─── Records to process

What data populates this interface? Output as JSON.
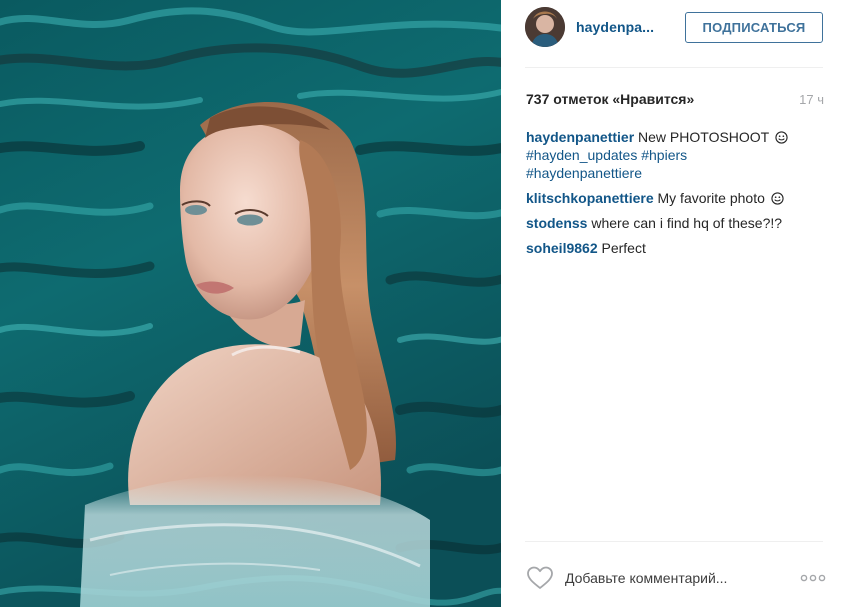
{
  "post": {
    "username": "haydenpa...",
    "follow_label": "ПОДПИСАТЬСЯ",
    "likes_text": "737 отметок «Нравится»",
    "time_ago": "17 ч",
    "caption": {
      "user": "haydenpanettier",
      "text": "New PHOTOSHOOT",
      "emoji": "smiley-icon",
      "hashtags": [
        "#hayden_updates",
        "#hpiers",
        "#haydenpanettiere"
      ]
    },
    "comments": [
      {
        "user": "klitschkopanettiere",
        "text": "My favorite photo",
        "emoji": "smiley-icon"
      },
      {
        "user": "stodenss",
        "text": "where can i find hq of these?!?"
      },
      {
        "user": "soheil9862",
        "text": "Perfect"
      }
    ],
    "comment_placeholder": "Добавьте комментарий...",
    "icons": {
      "like": "heart-outline-icon",
      "more": "more-options-icon"
    },
    "colors": {
      "link": "#125688",
      "follow_border": "#3f729b",
      "muted": "#a5a7aa",
      "water": "#0f5f66"
    }
  }
}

──────

## Task objective
Show all lines from the records above where the word "emoji" occurs.

## Task solution
      "emoji": "smiley-icon",
        "emoji": "smiley-icon"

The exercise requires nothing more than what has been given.